:: Directive ::
Each record below should be output verbatim, without pictures.

>> begin Supplied records

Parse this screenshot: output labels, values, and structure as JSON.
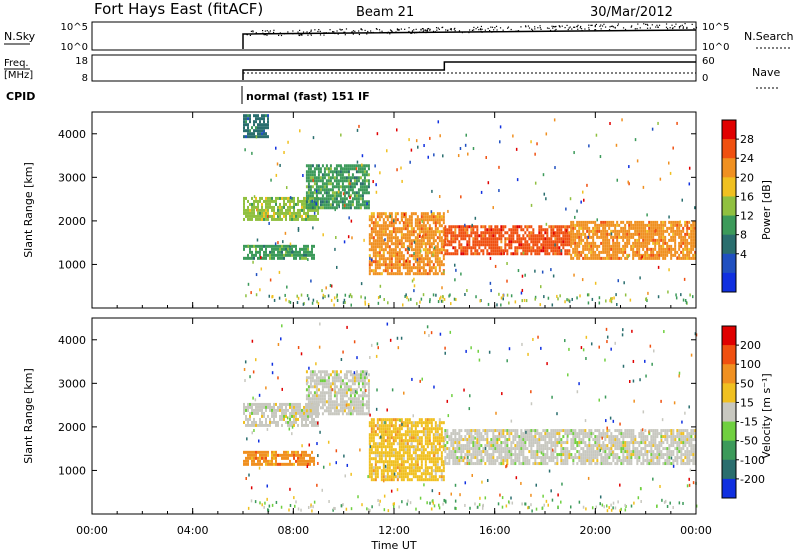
{
  "header": {
    "station": "Fort Hays East (fitACF)",
    "beam": "Beam 21",
    "date": "30/Mar/2012"
  },
  "noise_panel": {
    "left_label": "N.Sky",
    "left_ticks": [
      "10^5",
      "10^0"
    ],
    "right_ticks": [
      "10^5",
      "10^0"
    ],
    "right_label": "N.Search"
  },
  "freq_panel": {
    "left_label_1": "Freq.",
    "left_label_2": "[MHz]",
    "left_ticks": [
      "18",
      "8"
    ],
    "right_ticks": [
      "60",
      "0"
    ],
    "right_label": "Nave"
  },
  "cpid": {
    "label": "CPID",
    "mode": "normal (fast) 151 IF"
  },
  "chart_data": [
    {
      "type": "heatmap",
      "panel": "power",
      "ylabel": "Slant Range [km]",
      "ylim": [
        0,
        4500
      ],
      "yticks": [
        "4000",
        "3000",
        "2000",
        "1000"
      ],
      "colorbar": {
        "label": "Power [dB]",
        "ticks": [
          "28",
          "24",
          "20",
          "16",
          "12",
          "8",
          "4"
        ],
        "colors": [
          "#1030e0",
          "#2050c0",
          "#2a6e6e",
          "#3c9a5a",
          "#90c040",
          "#f0c020",
          "#f09020",
          "#f05010",
          "#e00000"
        ]
      },
      "echo_regions": [
        {
          "t_start": 6.0,
          "t_end": 9.0,
          "r_start": 2050,
          "r_end": 2550,
          "level": 16
        },
        {
          "t_start": 6.0,
          "t_end": 8.8,
          "r_start": 1150,
          "r_end": 1450,
          "level": 12
        },
        {
          "t_start": 8.5,
          "t_end": 11.0,
          "r_start": 2300,
          "r_end": 3300,
          "level": 12
        },
        {
          "t_start": 11.0,
          "t_end": 14.0,
          "r_start": 800,
          "r_end": 2200,
          "level": 24
        },
        {
          "t_start": 14.0,
          "t_end": 19.0,
          "r_start": 1250,
          "r_end": 1900,
          "level": 28
        },
        {
          "t_start": 19.0,
          "t_end": 24.0,
          "r_start": 1150,
          "r_end": 2000,
          "level": 24
        },
        {
          "t_start": 6.0,
          "t_end": 7.0,
          "r_start": 3900,
          "r_end": 4450,
          "level": 8
        }
      ]
    },
    {
      "type": "heatmap",
      "panel": "velocity",
      "ylabel": "Slant Range [km]",
      "xlabel": "Time UT",
      "ylim": [
        0,
        4500
      ],
      "yticks": [
        "4000",
        "3000",
        "2000",
        "1000"
      ],
      "xticks": [
        "00:00",
        "04:00",
        "08:00",
        "12:00",
        "16:00",
        "20:00",
        "00:00"
      ],
      "colorbar": {
        "label": "Velocity [m s⁻¹]",
        "ticks": [
          "200",
          "100",
          "50",
          "15",
          "-15",
          "-50",
          "-100",
          "-200"
        ],
        "colors": [
          "#1030e0",
          "#2a6e6e",
          "#3c9a5a",
          "#70d040",
          "#c8c8c0",
          "#f0c020",
          "#f09020",
          "#f05010",
          "#e00000"
        ]
      },
      "echo_regions": [
        {
          "t_start": 6.0,
          "t_end": 9.0,
          "r_start": 2050,
          "r_end": 2550,
          "level": -15
        },
        {
          "t_start": 6.0,
          "t_end": 8.8,
          "r_start": 1150,
          "r_end": 1450,
          "level": 50
        },
        {
          "t_start": 8.5,
          "t_end": 11.0,
          "r_start": 2300,
          "r_end": 3300,
          "level": -15
        },
        {
          "t_start": 11.0,
          "t_end": 14.0,
          "r_start": 800,
          "r_end": 2200,
          "level": 15
        },
        {
          "t_start": 14.0,
          "t_end": 24.0,
          "r_start": 1150,
          "r_end": 1950,
          "level": -15
        }
      ]
    }
  ]
}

>> end Supplied records

:: Answer ::
Parse this screenshot: output labels, values, and structure as JSON.
{
  "header": {
    "station": "Fort Hays East (fitACF)",
    "beam": "Beam 21",
    "date": "30/Mar/2012"
  },
  "noise_panel": {
    "left_label": "N.Sky",
    "left_ticks": [
      "10^5",
      "10^0"
    ],
    "right_ticks": [
      "10^5",
      "10^0"
    ],
    "right_label": "N.Search"
  },
  "freq_panel": {
    "left_label_1": "Freq.",
    "left_label_2": "[MHz]",
    "left_ticks": [
      "18",
      "8"
    ],
    "right_ticks": [
      "60",
      "0"
    ],
    "right_label": "Nave"
  },
  "cpid": {
    "label": "CPID",
    "mode": "normal (fast) 151 IF"
  },
  "chart_data": [
    {
      "type": "heatmap",
      "panel": "power",
      "ylabel": "Slant Range [km]",
      "ylim": [
        0,
        4500
      ],
      "yticks": [
        "4000",
        "3000",
        "2000",
        "1000"
      ],
      "colorbar": {
        "label": "Power [dB]",
        "ticks": [
          "28",
          "24",
          "20",
          "16",
          "12",
          "8",
          "4"
        ],
        "colors": [
          "#1030e0",
          "#2050c0",
          "#2a6e6e",
          "#3c9a5a",
          "#90c040",
          "#f0c020",
          "#f09020",
          "#f05010",
          "#e00000"
        ]
      },
      "echo_regions": [
        {
          "t_start": 6.0,
          "t_end": 9.0,
          "r_start": 2050,
          "r_end": 2550,
          "level": 16
        },
        {
          "t_start": 6.0,
          "t_end": 8.8,
          "r_start": 1150,
          "r_end": 1450,
          "level": 12
        },
        {
          "t_start": 8.5,
          "t_end": 11.0,
          "r_start": 2300,
          "r_end": 3300,
          "level": 12
        },
        {
          "t_start": 11.0,
          "t_end": 14.0,
          "r_start": 800,
          "r_end": 2200,
          "level": 24
        },
        {
          "t_start": 14.0,
          "t_end": 19.0,
          "r_start": 1250,
          "r_end": 1900,
          "level": 28
        },
        {
          "t_start": 19.0,
          "t_end": 24.0,
          "r_start": 1150,
          "r_end": 2000,
          "level": 24
        },
        {
          "t_start": 6.0,
          "t_end": 7.0,
          "r_start": 3900,
          "r_end": 4450,
          "level": 8
        }
      ]
    },
    {
      "type": "heatmap",
      "panel": "velocity",
      "ylabel": "Slant Range [km]",
      "xlabel": "Time UT",
      "ylim": [
        0,
        4500
      ],
      "yticks": [
        "4000",
        "3000",
        "2000",
        "1000"
      ],
      "xticks": [
        "00:00",
        "04:00",
        "08:00",
        "12:00",
        "16:00",
        "20:00",
        "00:00"
      ],
      "colorbar": {
        "label": "Velocity [m s⁻¹]",
        "ticks": [
          "200",
          "100",
          "50",
          "15",
          "-15",
          "-50",
          "-100",
          "-200"
        ],
        "colors": [
          "#1030e0",
          "#2a6e6e",
          "#3c9a5a",
          "#70d040",
          "#c8c8c0",
          "#f0c020",
          "#f09020",
          "#f05010",
          "#e00000"
        ]
      },
      "echo_regions": [
        {
          "t_start": 6.0,
          "t_end": 9.0,
          "r_start": 2050,
          "r_end": 2550,
          "level": -15
        },
        {
          "t_start": 6.0,
          "t_end": 8.8,
          "r_start": 1150,
          "r_end": 1450,
          "level": 50
        },
        {
          "t_start": 8.5,
          "t_end": 11.0,
          "r_start": 2300,
          "r_end": 3300,
          "level": -15
        },
        {
          "t_start": 11.0,
          "t_end": 14.0,
          "r_start": 800,
          "r_end": 2200,
          "level": 15
        },
        {
          "t_start": 14.0,
          "t_end": 24.0,
          "r_start": 1150,
          "r_end": 1950,
          "level": -15
        }
      ]
    }
  ]
}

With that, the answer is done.